> **Work to do**
Collect each line holding the string "evaluación".

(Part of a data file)
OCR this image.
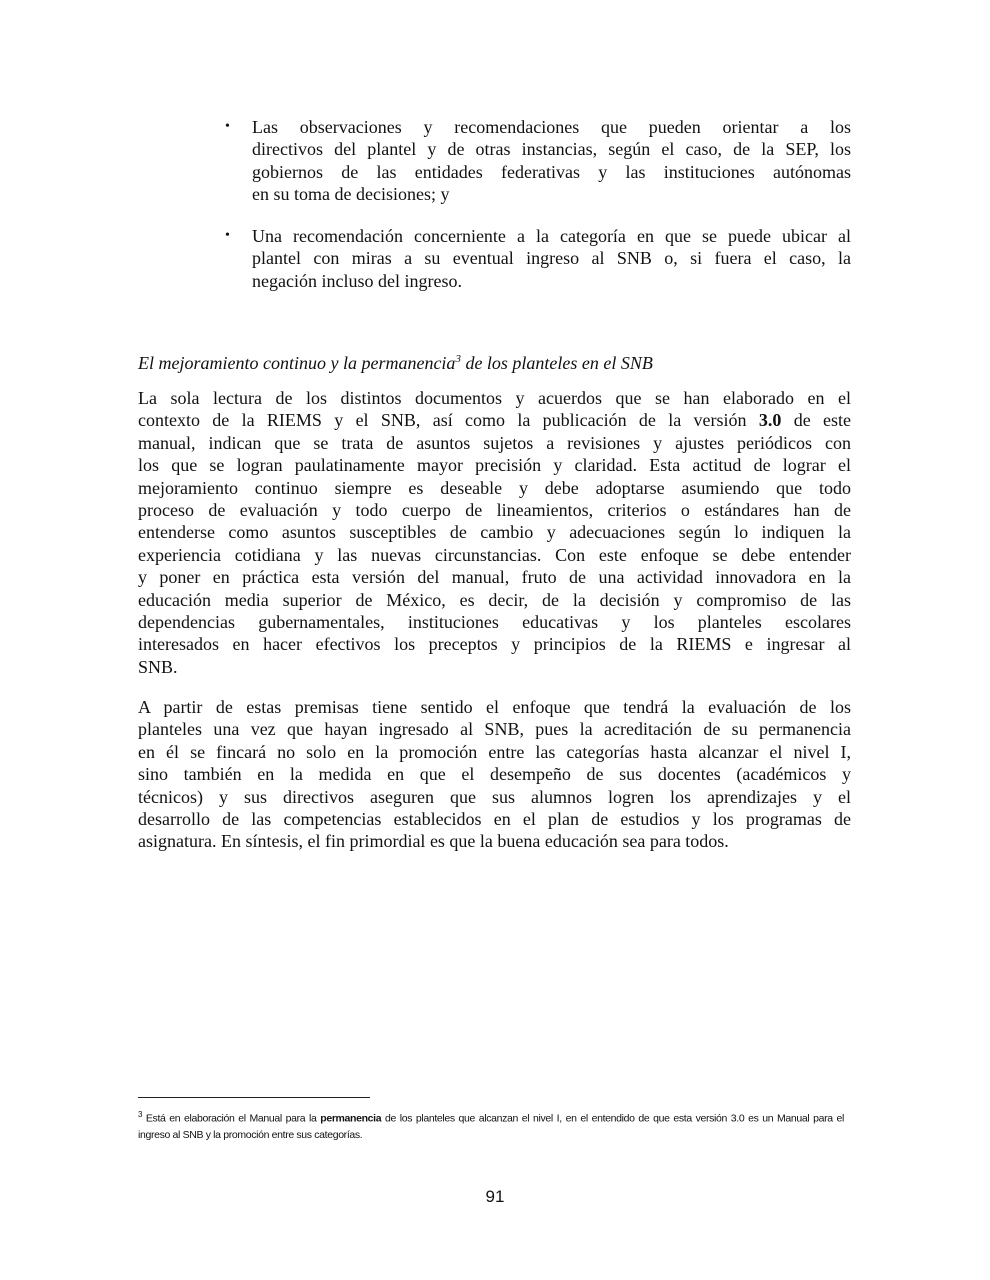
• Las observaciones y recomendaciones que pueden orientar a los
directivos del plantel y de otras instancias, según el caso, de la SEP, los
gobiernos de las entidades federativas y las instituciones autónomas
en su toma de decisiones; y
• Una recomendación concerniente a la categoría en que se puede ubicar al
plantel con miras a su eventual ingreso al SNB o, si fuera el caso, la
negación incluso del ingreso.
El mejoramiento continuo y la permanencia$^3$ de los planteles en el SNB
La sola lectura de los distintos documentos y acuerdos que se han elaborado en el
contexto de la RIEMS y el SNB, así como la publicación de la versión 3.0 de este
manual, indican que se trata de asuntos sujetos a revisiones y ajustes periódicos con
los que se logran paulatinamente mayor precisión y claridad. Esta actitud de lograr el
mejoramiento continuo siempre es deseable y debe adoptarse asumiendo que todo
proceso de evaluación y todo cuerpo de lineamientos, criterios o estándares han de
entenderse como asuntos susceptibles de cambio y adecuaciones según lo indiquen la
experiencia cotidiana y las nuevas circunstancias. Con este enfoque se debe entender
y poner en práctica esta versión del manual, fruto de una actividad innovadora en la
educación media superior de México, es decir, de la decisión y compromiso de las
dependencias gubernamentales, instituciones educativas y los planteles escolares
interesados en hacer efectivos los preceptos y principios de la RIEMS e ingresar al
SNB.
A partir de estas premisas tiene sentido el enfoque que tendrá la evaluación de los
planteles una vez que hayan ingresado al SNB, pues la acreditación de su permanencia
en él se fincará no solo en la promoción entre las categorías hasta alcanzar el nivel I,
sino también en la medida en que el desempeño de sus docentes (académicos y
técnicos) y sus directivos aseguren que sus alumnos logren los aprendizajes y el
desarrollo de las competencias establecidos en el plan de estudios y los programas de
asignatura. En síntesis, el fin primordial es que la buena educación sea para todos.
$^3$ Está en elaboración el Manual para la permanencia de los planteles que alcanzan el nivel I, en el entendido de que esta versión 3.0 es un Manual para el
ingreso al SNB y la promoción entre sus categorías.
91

* * *

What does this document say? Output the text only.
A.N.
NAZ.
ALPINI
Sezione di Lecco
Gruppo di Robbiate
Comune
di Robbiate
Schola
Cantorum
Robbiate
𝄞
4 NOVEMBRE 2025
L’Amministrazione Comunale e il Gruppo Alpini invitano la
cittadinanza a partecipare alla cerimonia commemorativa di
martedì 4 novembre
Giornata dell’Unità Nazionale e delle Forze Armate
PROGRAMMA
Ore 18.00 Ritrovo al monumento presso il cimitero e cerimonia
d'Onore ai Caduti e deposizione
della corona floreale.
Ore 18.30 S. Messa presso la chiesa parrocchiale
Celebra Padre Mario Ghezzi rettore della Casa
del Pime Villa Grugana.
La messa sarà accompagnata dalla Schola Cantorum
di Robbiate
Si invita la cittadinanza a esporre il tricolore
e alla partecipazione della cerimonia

--

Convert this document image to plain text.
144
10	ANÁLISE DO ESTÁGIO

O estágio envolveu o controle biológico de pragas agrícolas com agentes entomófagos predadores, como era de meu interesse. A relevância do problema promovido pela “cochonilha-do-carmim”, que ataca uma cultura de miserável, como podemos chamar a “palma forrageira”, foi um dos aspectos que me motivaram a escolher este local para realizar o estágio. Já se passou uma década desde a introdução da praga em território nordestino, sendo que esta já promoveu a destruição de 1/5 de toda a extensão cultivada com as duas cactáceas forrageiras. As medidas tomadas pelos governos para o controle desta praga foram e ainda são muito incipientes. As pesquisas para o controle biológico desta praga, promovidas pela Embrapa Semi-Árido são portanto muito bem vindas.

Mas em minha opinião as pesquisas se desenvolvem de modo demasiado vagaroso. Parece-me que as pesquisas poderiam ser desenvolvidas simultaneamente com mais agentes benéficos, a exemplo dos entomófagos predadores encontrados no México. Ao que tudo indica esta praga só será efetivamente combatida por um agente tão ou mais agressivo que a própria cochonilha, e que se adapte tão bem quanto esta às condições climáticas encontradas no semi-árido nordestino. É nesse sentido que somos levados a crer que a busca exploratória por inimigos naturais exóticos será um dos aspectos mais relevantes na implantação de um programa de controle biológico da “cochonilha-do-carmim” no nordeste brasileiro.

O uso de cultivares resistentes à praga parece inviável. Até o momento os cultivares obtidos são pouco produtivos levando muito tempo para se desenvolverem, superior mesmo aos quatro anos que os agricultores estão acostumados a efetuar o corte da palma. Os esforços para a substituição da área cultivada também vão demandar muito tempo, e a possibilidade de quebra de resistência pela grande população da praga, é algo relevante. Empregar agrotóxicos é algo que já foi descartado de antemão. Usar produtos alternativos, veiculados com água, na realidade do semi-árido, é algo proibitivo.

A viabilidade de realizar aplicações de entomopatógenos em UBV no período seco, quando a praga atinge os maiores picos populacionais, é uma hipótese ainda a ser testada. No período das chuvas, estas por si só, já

> **Final answer**
proceso de evaluación y todo cuerpo de lineamientos, criterios o estándares han de
A partir de estas premisas tiene sentido el enfoque que tendrá la evaluación de los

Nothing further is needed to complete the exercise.